Input records
+---+
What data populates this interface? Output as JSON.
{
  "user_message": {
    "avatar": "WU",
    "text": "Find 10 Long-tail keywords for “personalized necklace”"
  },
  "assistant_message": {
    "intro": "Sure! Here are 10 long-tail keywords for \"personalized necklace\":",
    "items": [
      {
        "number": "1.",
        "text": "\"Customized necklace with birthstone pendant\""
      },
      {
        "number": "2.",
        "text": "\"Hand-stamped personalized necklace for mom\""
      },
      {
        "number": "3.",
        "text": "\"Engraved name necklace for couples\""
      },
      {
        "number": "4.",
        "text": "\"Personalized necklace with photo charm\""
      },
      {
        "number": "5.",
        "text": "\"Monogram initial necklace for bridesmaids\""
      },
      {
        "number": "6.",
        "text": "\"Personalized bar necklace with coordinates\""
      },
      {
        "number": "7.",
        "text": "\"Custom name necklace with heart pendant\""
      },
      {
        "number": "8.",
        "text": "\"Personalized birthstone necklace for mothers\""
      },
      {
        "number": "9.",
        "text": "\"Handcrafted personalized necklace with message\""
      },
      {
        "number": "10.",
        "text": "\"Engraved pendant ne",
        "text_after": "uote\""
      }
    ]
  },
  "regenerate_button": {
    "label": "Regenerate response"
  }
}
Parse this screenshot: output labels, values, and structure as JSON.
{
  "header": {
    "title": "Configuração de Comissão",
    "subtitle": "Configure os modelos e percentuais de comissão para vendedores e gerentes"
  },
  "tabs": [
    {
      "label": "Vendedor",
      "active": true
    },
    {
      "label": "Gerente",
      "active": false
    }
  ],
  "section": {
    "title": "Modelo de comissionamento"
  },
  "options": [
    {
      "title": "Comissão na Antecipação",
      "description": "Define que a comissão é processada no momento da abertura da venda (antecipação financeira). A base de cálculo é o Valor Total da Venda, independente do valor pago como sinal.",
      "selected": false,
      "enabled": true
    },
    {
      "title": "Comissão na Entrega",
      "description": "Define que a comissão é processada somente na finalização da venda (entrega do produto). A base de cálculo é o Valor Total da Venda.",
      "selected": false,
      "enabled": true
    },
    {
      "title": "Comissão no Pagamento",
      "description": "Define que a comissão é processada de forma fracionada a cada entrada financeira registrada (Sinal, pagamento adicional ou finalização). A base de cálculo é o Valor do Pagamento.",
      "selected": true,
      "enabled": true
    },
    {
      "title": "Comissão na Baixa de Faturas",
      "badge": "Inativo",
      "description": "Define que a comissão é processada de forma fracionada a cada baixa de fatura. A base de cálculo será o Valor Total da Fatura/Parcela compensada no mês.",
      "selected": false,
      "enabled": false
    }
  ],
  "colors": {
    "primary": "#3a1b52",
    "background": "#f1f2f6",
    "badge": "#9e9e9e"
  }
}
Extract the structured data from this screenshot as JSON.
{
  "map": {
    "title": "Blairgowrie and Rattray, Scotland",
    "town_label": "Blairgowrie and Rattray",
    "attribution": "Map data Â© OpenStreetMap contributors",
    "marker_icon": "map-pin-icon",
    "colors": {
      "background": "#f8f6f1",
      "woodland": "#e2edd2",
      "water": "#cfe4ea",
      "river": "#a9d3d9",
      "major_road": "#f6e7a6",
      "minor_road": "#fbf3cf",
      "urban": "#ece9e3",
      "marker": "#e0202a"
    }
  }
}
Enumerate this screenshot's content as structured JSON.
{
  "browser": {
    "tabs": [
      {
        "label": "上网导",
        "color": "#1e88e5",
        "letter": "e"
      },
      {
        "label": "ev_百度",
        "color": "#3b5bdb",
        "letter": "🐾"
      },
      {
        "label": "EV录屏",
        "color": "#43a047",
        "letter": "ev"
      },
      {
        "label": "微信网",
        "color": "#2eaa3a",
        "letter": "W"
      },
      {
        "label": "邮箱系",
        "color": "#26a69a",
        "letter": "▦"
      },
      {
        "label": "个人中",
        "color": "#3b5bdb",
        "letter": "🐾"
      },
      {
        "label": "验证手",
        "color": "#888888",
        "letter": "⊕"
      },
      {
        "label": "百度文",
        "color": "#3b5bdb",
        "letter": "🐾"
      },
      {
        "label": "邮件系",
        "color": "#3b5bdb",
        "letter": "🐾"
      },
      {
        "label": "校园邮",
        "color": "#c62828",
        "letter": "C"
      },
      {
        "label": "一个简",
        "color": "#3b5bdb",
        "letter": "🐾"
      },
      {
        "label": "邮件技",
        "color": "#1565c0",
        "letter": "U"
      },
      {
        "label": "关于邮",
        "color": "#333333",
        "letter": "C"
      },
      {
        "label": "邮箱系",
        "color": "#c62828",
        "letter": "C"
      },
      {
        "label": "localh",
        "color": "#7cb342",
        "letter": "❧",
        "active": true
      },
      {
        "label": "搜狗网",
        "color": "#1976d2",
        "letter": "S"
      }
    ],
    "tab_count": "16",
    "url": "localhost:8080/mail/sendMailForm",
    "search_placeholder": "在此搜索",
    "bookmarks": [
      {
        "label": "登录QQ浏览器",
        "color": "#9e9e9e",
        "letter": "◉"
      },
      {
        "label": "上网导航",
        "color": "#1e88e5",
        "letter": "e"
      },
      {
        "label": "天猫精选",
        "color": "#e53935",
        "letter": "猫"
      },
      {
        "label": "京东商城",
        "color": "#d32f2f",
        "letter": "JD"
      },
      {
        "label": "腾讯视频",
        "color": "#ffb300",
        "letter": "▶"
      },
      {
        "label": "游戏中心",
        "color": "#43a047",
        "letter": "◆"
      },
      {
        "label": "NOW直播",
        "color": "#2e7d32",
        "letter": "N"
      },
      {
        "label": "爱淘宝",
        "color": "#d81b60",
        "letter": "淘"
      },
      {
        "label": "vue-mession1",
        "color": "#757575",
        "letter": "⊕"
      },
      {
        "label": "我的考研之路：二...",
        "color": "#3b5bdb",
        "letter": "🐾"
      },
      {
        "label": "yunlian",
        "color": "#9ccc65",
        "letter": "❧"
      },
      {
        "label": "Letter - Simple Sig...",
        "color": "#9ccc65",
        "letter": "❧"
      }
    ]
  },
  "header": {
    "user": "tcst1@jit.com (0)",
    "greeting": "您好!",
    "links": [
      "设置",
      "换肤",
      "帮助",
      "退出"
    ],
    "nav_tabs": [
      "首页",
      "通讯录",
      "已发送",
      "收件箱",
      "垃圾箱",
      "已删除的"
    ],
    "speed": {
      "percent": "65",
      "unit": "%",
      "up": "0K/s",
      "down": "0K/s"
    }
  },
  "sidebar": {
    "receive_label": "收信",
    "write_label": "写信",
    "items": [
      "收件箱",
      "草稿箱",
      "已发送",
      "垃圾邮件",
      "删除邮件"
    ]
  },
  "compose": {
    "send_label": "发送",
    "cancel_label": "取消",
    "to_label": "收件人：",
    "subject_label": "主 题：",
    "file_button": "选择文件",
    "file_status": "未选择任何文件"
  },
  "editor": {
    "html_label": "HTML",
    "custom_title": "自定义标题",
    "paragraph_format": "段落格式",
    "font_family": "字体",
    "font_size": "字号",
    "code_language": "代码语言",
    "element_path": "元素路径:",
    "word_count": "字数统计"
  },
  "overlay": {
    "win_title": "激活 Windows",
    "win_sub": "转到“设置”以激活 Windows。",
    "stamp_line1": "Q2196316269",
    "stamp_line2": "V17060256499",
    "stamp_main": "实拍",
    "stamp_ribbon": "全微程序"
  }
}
+---+
Stated problem
Transcribe every entry exactly, omitting nothing.

Solution for this task
What data populates this interface? Output as JSON.
{
  "user_message": {
    "avatar": "WU",
    "text": "Find 10 Long-tail keywords for “personalized necklace”"
  },
  "assistant_message": {
    "intro": "Sure! Here are 10 long-tail keywords for \"personalized necklace\":",
    "items": [
      {
        "number": "1.",
        "text": "\"Customized necklace with birthstone pendant\""
      },
      {
        "number": "2.",
        "text": "\"Hand-stamped personalized necklace for mom\""
      },
      {
        "number": "3.",
        "text": "\"Engraved name necklace for couples\""
      },
      {
        "number": "4.",
        "text": "\"Personalized necklace with photo charm\""
      },
      {
        "number": "5.",
        "text": "\"Monogram initial necklace for bridesmaids\""
      },
      {
        "number": "6.",
        "text": "\"Personalized bar necklace with coordinates\""
      },
      {
        "number": "7.",
        "text": "\"Custom name necklace with heart pendant\""
      },
      {
        "number": "8.",
        "text": "\"Personalized birthstone necklace for mothers\""
      },
      {
        "number": "9.",
        "text": "\"Handcrafted personalized necklace with message\""
      },
      {
        "number": "10.",
        "text": "\"Engraved pendant ne",
        "text_after": "uote\""
      }
    ]
  },
  "regenerate_button": {
    "label": "Regenerate response"
  }
}
Parse this screenshot: output labels, values, and structure as JSON.
{
  "header": {
    "title": "Configuração de Comissão",
    "subtitle": "Configure os modelos e percentuais de comissão para vendedores e gerentes"
  },
  "tabs": [
    {
      "label": "Vendedor",
      "active": true
    },
    {
      "label": "Gerente",
      "active": false
    }
  ],
  "section": {
    "title": "Modelo de comissionamento"
  },
  "options": [
    {
      "title": "Comissão na Antecipação",
      "description": "Define que a comissão é processada no momento da abertura da venda (antecipação financeira). A base de cálculo é o Valor Total da Venda, independente do valor pago como sinal.",
      "selected": false,
      "enabled": true
    },
    {
      "title": "Comissão na Entrega",
      "description": "Define que a comissão é processada somente na finalização da venda (entrega do produto). A base de cálculo é o Valor Total da Venda.",
      "selected": false,
      "enabled": true
    },
    {
      "title": "Comissão no Pagamento",
      "description": "Define que a comissão é processada de forma fracionada a cada entrada financeira registrada (Sinal, pagamento adicional ou finalização). A base de cálculo é o Valor do Pagamento.",
      "selected": true,
      "enabled": true
    },
    {
      "title": "Comissão na Baixa de Faturas",
      "badge": "Inativo",
      "description": "Define que a comissão é processada de forma fracionada a cada baixa de fatura. A base de cálculo será o Valor Total da Fatura/Parcela compensada no mês.",
      "selected": false,
      "enabled": false
    }
  ],
  "colors": {
    "primary": "#3a1b52",
    "background": "#f1f2f6",
    "badge": "#9e9e9e"
  }
}
Extract the structured data from this screenshot as JSON.
{
  "map": {
    "title": "Blairgowrie and Rattray, Scotland",
    "town_label": "Blairgowrie and Rattray",
    "attribution": "Map data Â© OpenStreetMap contributors",
    "marker_icon": "map-pin-icon",
    "colors": {
      "background": "#f8f6f1",
      "woodland": "#e2edd2",
      "water": "#cfe4ea",
      "river": "#a9d3d9",
      "major_road": "#f6e7a6",
      "minor_road": "#fbf3cf",
      "urban": "#ece9e3",
      "marker": "#e0202a"
    }
  }
}
Enumerate this screenshot's content as structured JSON.
{
  "browser": {
    "tabs": [
      {
        "label": "上网导",
        "color": "#1e88e5",
        "letter": "e"
      },
      {
        "label": "ev_百度",
        "color": "#3b5bdb",
        "letter": "🐾"
      },
      {
        "label": "EV录屏",
        "color": "#43a047",
        "letter": "ev"
      },
      {
        "label": "微信网",
        "color": "#2eaa3a",
        "letter": "W"
      },
      {
        "label": "邮箱系",
        "color": "#26a69a",
        "letter": "▦"
      },
      {
        "label": "个人中",
        "color": "#3b5bdb",
        "letter": "🐾"
      },
      {
        "label": "验证手",
        "color": "#888888",
        "letter": "⊕"
      },
      {
        "label": "百度文",
        "color": "#3b5bdb",
        "letter": "🐾"
      },
      {
        "label": "邮件系",
        "color": "#3b5bdb",
        "letter": "🐾"
      },
      {
        "label": "校园邮",
        "color": "#c62828",
        "letter": "C"
      },
      {
        "label": "一个简",
        "color": "#3b5bdb",
        "letter": "🐾"
      },
      {
        "label": "邮件技",
        "color": "#1565c0",
        "letter": "U"
      },
      {
        "label": "关于邮",
        "color": "#333333",
        "letter": "C"
      },
      {
        "label": "邮箱系",
        "color": "#c62828",
        "letter": "C"
      },
      {
        "label": "localh",
        "color": "#7cb342",
        "letter": "❧",
        "active": true
      },
      {
        "label": "搜狗网",
        "color": "#1976d2",
        "letter": "S"
      }
    ],
    "tab_count": "16",
    "url": "localhost:8080/mail/sendMailForm",
    "search_placeholder": "在此搜索",
    "bookmarks": [
      {
        "label": "登录QQ浏览器",
        "color": "#9e9e9e",
        "letter": "◉"
      },
      {
        "label": "上网导航",
        "color": "#1e88e5",
        "letter": "e"
      },
      {
        "label": "天猫精选",
        "color": "#e53935",
        "letter": "猫"
      },
      {
        "label": "京东商城",
        "color": "#d32f2f",
        "letter": "JD"
      },
      {
        "label": "腾讯视频",
        "color": "#ffb300",
        "letter": "▶"
      },
      {
        "label": "游戏中心",
        "color": "#43a047",
        "letter": "◆"
      },
      {
        "label": "NOW直播",
        "color": "#2e7d32",
        "letter": "N"
      },
      {
        "label": "爱淘宝",
        "color": "#d81b60",
        "letter": "淘"
      },
      {
        "label": "vue-mession1",
        "color": "#757575",
        "letter": "⊕"
      },
      {
        "label": "我的考研之路：二...",
        "color": "#3b5bdb",
        "letter": "🐾"
      },
      {
        "label": "yunlian",
        "color": "#9ccc65",
        "letter": "❧"
      },
      {
        "label": "Letter - Simple Sig...",
        "color": "#9ccc65",
        "letter": "❧"
      }
    ]
  },
  "header": {
    "user": "tcst1@jit.com (0)",
    "greeting": "您好!",
    "links": [
      "设置",
      "换肤",
      "帮助",
      "退出"
    ],
    "nav_tabs": [
      "首页",
      "通讯录",
      "已发送",
      "收件箱",
      "垃圾箱",
      "已删除的"
    ],
    "speed": {
      "percent": "65",
      "unit": "%",
      "up": "0K/s",
      "down": "0K/s"
    }
  },
  "sidebar": {
    "receive_label": "收信",
    "write_label": "写信",
    "items": [
      "收件箱",
      "草稿箱",
      "已发送",
      "垃圾邮件",
      "删除邮件"
    ]
  },
  "compose": {
    "send_label": "发送",
    "cancel_label": "取消",
    "to_label": "收件人：",
    "subject_label": "主 题：",
    "file_button": "选择文件",
    "file_status": "未选择任何文件"
  },
  "editor": {
    "html_label": "HTML",
    "custom_title": "自定义标题",
    "paragraph_format": "段落格式",
    "font_family": "字体",
    "font_size": "字号",
    "code_language": "代码语言",
    "element_path": "元素路径:",
    "word_count": "字数统计"
  },
  "overlay": {
    "win_title": "激活 Windows",
    "win_sub": "转到“设置”以激活 Windows。",
    "stamp_line1": "Q2196316269",
    "stamp_line2": "V17060256499",
    "stamp_main": "实拍",
    "stamp_ribbon": "全微程序"
  }
}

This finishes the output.